→ Set exercise: Copy exactly the run of lines that begins at the line with "Read this page and output its text content." and ends at the final line of the entries.

→ Information shown:
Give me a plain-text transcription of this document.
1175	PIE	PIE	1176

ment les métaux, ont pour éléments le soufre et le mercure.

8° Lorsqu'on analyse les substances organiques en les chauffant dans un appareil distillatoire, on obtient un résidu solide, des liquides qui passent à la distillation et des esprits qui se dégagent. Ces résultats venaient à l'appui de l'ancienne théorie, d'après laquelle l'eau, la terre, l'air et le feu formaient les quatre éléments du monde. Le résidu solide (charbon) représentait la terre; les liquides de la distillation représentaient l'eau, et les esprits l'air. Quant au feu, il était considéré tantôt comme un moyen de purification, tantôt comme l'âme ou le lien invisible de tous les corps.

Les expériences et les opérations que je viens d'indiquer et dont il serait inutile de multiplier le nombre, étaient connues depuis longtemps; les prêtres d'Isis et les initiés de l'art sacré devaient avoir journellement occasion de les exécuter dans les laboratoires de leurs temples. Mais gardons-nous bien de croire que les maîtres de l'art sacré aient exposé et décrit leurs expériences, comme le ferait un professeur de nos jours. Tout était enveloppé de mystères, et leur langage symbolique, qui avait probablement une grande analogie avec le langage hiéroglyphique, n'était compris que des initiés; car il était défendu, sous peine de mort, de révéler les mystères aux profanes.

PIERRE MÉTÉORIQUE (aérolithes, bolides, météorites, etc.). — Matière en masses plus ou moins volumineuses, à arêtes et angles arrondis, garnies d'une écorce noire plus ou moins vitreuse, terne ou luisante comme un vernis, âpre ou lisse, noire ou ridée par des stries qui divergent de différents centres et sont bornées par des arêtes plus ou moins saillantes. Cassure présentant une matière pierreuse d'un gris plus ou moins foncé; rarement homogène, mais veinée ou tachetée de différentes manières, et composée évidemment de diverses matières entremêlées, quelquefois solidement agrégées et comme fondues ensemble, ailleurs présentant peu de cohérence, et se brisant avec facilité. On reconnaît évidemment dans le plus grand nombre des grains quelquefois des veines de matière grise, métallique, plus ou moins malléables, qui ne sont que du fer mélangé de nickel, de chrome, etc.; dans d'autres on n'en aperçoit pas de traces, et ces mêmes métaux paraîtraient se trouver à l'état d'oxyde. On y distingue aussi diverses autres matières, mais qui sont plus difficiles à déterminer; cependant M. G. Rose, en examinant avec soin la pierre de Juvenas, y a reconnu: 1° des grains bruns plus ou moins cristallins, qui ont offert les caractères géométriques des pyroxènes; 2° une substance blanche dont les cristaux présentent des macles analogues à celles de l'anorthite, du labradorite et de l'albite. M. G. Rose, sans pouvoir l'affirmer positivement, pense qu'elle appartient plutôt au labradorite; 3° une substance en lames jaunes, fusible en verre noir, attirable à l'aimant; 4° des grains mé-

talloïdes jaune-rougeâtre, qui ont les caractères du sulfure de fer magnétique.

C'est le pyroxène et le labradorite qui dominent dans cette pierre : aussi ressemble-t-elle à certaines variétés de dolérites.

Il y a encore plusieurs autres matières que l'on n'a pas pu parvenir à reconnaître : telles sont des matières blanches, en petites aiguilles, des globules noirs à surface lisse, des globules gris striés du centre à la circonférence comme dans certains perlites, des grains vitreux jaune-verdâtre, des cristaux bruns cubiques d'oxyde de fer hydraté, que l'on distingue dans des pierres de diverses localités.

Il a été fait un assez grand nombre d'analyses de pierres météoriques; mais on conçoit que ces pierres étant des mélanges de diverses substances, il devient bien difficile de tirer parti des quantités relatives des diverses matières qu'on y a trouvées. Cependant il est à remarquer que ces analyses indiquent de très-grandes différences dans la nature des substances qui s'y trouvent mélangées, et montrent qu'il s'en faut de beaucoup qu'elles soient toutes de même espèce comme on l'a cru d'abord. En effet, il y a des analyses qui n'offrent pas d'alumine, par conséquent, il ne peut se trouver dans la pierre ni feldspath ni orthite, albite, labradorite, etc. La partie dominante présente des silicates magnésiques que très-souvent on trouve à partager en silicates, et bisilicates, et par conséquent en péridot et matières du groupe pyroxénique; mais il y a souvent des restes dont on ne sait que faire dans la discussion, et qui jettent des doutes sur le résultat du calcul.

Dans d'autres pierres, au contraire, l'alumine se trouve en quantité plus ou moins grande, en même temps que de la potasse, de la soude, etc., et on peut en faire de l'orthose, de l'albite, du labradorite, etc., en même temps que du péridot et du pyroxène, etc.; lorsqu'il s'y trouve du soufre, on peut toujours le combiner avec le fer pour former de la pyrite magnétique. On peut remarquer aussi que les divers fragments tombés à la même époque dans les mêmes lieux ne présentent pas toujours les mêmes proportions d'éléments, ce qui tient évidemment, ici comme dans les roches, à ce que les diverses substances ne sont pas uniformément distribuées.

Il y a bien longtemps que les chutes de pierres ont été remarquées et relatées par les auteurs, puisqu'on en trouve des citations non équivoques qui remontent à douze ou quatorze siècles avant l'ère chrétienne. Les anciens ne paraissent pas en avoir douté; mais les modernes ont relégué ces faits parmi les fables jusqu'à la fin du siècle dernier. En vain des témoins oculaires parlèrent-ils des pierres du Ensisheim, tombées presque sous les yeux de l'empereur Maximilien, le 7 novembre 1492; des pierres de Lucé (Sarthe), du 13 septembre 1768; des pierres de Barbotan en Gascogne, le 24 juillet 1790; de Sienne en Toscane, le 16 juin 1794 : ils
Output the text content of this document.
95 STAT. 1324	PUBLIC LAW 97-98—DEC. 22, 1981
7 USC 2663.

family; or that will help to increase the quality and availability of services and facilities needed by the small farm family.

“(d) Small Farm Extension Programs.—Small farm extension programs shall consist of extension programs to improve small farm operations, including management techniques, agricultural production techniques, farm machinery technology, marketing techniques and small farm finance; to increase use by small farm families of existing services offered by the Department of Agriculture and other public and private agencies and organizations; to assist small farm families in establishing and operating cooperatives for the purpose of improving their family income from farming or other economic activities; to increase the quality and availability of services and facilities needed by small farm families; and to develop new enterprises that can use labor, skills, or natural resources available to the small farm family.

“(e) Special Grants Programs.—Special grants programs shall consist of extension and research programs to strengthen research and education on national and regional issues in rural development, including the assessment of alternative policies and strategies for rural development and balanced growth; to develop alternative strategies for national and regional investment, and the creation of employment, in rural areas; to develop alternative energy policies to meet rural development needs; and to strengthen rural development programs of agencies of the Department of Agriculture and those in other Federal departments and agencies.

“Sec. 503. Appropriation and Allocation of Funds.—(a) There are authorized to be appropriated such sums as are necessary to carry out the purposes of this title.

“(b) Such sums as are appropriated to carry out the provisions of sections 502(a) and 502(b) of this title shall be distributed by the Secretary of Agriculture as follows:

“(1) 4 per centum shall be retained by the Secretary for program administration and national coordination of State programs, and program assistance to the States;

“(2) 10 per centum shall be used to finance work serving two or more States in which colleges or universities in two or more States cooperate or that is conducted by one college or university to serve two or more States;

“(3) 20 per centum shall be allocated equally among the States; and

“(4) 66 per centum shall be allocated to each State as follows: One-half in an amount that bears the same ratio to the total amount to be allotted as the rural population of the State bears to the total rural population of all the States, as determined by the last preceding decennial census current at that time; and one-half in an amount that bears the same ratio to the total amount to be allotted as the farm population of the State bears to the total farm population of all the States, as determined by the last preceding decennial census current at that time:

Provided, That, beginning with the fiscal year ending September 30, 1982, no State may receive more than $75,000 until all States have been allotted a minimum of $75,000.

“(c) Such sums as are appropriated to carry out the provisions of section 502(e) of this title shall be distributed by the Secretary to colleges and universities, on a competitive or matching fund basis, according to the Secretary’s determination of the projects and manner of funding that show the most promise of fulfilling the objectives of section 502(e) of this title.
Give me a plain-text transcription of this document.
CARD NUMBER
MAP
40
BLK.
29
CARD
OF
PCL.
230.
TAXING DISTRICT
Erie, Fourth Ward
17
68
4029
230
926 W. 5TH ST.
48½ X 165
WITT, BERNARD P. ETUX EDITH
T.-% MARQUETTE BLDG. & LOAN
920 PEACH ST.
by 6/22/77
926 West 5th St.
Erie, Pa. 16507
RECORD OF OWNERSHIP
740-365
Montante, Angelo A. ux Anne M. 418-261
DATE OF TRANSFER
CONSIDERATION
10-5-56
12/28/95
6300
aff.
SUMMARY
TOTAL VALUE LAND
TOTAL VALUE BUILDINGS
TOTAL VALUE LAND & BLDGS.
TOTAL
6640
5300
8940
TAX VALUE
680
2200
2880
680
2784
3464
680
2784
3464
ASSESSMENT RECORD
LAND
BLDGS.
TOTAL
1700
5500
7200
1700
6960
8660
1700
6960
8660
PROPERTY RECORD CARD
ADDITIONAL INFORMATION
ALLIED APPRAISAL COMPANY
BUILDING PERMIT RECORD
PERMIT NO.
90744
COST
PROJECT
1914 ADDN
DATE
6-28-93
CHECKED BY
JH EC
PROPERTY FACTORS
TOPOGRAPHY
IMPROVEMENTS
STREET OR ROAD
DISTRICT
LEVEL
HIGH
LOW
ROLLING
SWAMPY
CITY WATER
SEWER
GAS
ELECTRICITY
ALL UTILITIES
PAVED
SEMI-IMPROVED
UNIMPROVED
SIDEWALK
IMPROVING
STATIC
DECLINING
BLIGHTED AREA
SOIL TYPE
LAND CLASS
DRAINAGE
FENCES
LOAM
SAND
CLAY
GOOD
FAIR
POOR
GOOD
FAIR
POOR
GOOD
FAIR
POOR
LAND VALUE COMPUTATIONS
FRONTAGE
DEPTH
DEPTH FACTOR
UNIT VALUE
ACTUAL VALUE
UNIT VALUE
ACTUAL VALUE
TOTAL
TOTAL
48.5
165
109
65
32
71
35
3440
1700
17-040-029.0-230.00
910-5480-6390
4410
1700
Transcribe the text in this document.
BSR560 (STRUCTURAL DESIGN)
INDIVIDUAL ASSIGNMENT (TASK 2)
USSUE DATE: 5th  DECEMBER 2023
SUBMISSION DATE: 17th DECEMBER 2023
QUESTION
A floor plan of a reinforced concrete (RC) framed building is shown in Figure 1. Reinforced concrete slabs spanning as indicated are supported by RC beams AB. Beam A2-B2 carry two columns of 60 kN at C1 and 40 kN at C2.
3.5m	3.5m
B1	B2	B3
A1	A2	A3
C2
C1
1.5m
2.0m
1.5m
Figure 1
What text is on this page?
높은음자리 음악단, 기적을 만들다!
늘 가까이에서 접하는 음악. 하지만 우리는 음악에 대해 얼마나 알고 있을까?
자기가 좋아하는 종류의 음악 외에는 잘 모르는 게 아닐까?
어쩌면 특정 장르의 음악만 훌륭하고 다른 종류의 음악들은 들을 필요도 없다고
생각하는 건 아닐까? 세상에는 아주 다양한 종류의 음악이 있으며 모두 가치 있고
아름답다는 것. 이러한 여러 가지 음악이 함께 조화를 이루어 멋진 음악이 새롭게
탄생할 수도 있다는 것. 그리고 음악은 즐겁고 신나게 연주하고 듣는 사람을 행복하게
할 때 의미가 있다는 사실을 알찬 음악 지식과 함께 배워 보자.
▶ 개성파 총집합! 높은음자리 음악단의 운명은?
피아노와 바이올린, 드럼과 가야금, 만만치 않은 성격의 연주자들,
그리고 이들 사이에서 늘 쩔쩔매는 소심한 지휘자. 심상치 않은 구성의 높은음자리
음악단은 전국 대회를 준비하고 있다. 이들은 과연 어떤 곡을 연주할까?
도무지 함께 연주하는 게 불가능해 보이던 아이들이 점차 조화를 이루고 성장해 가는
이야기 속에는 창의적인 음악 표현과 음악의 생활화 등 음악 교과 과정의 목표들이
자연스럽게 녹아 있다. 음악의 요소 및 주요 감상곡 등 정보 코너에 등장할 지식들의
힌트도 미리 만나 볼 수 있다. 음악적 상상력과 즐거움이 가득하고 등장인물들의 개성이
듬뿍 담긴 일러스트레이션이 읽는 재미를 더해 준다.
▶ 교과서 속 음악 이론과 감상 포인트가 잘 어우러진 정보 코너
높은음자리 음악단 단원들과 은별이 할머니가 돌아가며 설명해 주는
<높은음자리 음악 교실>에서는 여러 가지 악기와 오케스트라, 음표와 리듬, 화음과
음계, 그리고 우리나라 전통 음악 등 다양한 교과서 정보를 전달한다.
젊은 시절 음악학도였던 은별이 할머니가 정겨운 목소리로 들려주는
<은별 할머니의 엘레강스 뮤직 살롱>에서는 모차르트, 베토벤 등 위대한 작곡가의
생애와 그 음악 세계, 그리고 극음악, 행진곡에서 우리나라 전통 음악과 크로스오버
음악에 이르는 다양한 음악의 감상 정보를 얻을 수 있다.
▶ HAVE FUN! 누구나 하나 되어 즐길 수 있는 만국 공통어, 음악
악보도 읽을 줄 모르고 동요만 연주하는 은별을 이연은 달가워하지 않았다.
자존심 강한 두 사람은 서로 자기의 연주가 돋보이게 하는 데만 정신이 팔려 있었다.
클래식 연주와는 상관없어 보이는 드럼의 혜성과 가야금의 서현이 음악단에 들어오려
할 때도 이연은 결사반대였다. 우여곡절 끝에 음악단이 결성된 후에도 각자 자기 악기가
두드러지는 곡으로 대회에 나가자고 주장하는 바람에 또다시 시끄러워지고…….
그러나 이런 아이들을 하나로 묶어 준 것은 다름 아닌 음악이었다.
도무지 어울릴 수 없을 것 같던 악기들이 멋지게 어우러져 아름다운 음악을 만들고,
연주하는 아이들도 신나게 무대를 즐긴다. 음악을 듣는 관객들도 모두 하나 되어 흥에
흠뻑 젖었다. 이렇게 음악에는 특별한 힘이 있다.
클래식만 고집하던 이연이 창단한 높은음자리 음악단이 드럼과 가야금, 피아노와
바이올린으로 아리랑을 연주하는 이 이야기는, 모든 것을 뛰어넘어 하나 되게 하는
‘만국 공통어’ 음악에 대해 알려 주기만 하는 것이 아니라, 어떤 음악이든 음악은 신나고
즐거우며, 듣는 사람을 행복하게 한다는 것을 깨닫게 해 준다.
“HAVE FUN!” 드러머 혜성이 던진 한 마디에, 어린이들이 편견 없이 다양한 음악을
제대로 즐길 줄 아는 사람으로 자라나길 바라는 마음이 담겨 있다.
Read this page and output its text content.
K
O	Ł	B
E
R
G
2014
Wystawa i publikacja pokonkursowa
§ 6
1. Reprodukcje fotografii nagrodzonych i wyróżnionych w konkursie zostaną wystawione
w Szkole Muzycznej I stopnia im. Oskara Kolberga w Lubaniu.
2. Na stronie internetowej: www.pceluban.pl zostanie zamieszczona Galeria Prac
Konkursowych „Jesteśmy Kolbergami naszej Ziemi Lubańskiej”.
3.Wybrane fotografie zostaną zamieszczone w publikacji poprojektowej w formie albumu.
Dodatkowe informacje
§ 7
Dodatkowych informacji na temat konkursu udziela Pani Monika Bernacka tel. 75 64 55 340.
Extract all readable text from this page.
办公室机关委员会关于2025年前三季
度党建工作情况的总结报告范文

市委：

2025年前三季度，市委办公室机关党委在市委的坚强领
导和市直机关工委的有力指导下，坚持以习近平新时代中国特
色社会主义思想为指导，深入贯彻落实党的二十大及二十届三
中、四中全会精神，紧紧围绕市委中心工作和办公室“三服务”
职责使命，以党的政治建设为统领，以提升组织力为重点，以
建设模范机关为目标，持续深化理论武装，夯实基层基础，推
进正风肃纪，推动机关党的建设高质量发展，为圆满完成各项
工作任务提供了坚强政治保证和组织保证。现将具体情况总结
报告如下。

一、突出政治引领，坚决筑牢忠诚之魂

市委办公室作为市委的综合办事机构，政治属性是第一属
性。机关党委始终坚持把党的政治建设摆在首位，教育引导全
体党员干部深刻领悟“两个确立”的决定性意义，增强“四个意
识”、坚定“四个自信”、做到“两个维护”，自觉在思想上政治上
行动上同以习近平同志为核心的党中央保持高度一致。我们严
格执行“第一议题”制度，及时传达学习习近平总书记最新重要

→ Answer to the exercise:
Read this page and output its text content.
K
O	Ł	B
E
R
G
2014
Wystawa i publikacja pokonkursowa
§ 6
1. Reprodukcje fotografii nagrodzonych i wyróżnionych w konkursie zostaną wystawione
w Szkole Muzycznej I stopnia im. Oskara Kolberga w Lubaniu.
2. Na stronie internetowej: www.pceluban.pl zostanie zamieszczona Galeria Prac
Konkursowych „Jesteśmy Kolbergami naszej Ziemi Lubańskiej”.
3.Wybrane fotografie zostaną zamieszczone w publikacji poprojektowej w formie albumu.
Dodatkowe informacje
§ 7
Dodatkowych informacji na temat konkursu udziela Pani Monika Bernacka tel. 75 64 55 340.
Extract all readable text from this page.
办公室机关委员会关于2025年前三季
度党建工作情况的总结报告范文

市委：

2025年前三季度，市委办公室机关党委在市委的坚强领
导和市直机关工委的有力指导下，坚持以习近平新时代中国特
色社会主义思想为指导，深入贯彻落实党的二十大及二十届三
中、四中全会精神，紧紧围绕市委中心工作和办公室“三服务”
职责使命，以党的政治建设为统领，以提升组织力为重点，以
建设模范机关为目标，持续深化理论武装，夯实基层基础，推
进正风肃纪，推动机关党的建设高质量发展，为圆满完成各项
工作任务提供了坚强政治保证和组织保证。现将具体情况总结
报告如下。

一、突出政治引领，坚决筑牢忠诚之魂

市委办公室作为市委的综合办事机构，政治属性是第一属
性。机关党委始终坚持把党的政治建设摆在首位，教育引导全
体党员干部深刻领悟“两个确立”的决定性意义，增强“四个意
识”、坚定“四个自信”、做到“两个维护”，自觉在思想上政治上
行动上同以习近平同志为核心的党中央保持高度一致。我们严
格执行“第一议题”制度，及时传达学习习近平总书记最新重要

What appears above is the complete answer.